### TASK DIRECTIONS
List every line in the entries below that contains the string "legend".

==== EXERCISE INPUTS

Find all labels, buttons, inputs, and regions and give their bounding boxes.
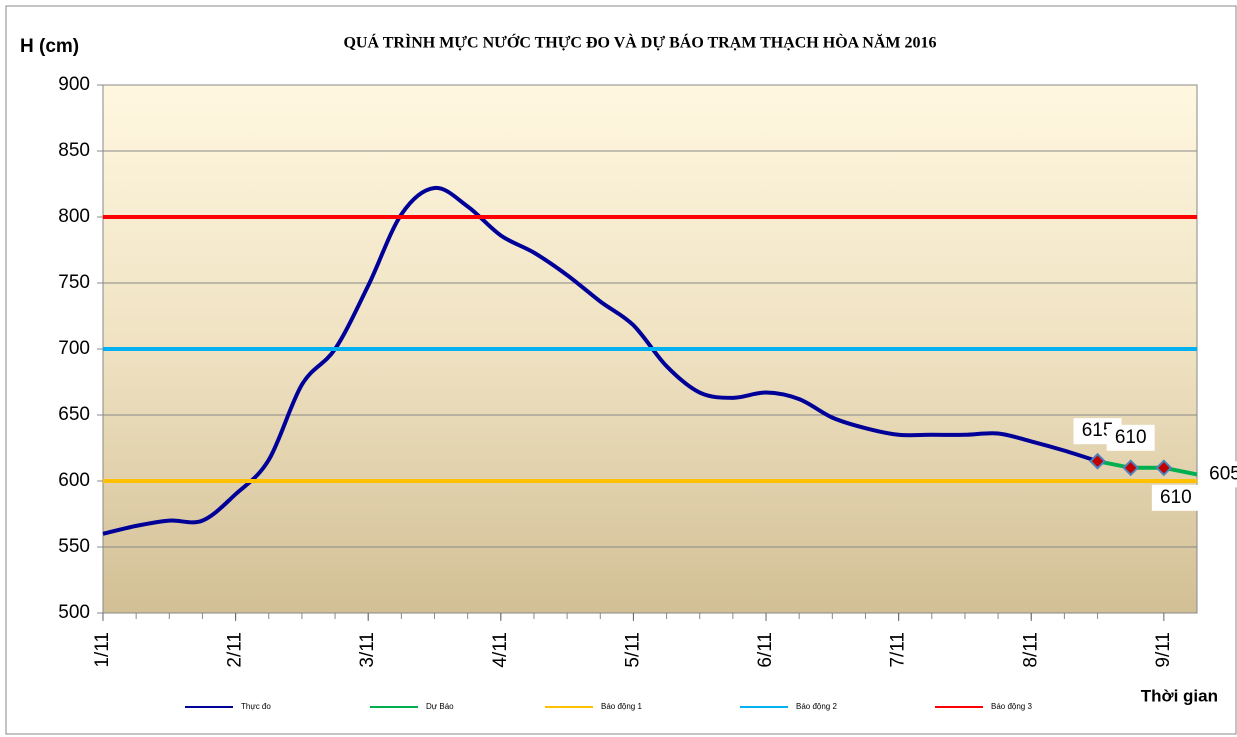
data-label: 615 [1082, 420, 1114, 441]
marker [1122, 459, 1140, 477]
y-tick-label: 800 [58, 206, 90, 227]
data-label: 605 [1209, 463, 1237, 484]
marker [1089, 452, 1106, 470]
x-tick-label: 5/11 [622, 632, 643, 668]
legend-label: Báo động 2 [796, 702, 837, 711]
series-line [102, 185, 1099, 536]
y-tick-label: 500 [58, 602, 90, 623]
data-label: 610 [1115, 427, 1147, 448]
legend-label: Báo động 1 [601, 702, 642, 711]
x-tick-label: 3/11 [357, 632, 378, 668]
y-tick-label: 900 [58, 74, 90, 95]
x-tick-label: 2/11 [225, 632, 246, 668]
data-label-box [1201, 461, 1237, 488]
data-label-box [1151, 484, 1200, 511]
x-tick-label: 1/11 [92, 632, 113, 668]
x-tick-label: 8/11 [1020, 632, 1041, 668]
x-tick-label: 9/11 [1153, 632, 1174, 668]
series-line [1097, 459, 1198, 477]
y-tick-label: 650 [58, 404, 90, 425]
y-tick-label: 700 [58, 338, 90, 359]
x-tick-label: 7/11 [888, 632, 909, 668]
legend-label: Báo động 3 [991, 702, 1032, 711]
y-tick-label: 850 [58, 140, 90, 161]
y-tick-label: 750 [58, 272, 90, 293]
y-tick-label: 600 [58, 470, 90, 491]
legend-label: Dự Báo [426, 702, 454, 711]
marker [1155, 459, 1173, 477]
x-tick-label: 4/11 [490, 632, 511, 668]
x-axis-label: Thời gian [1141, 686, 1218, 705]
data-label: 610 [1160, 487, 1192, 508]
legend-label: Thực đo [241, 702, 271, 711]
chart-title: QUÁ TRÌNH MỰC NƯỚC THỰC ĐO VÀ DỰ BÁO TRẠ… [343, 33, 936, 52]
data-label-box [1106, 424, 1155, 451]
y-axis-label: H (cm) [20, 36, 79, 57]
x-tick-label: 6/11 [755, 632, 776, 668]
y-tick-label: 550 [58, 536, 90, 557]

========

### EXERCISE RESULT
legend-label: Báo động 2 [796, 702, 837, 711]
legend-label: Báo động 1 [601, 702, 642, 711]
legend-label: Báo động 3 [991, 702, 1032, 711]
legend-label: Dự Báo [426, 702, 454, 711]
legend-label: Thực đo [241, 702, 271, 711]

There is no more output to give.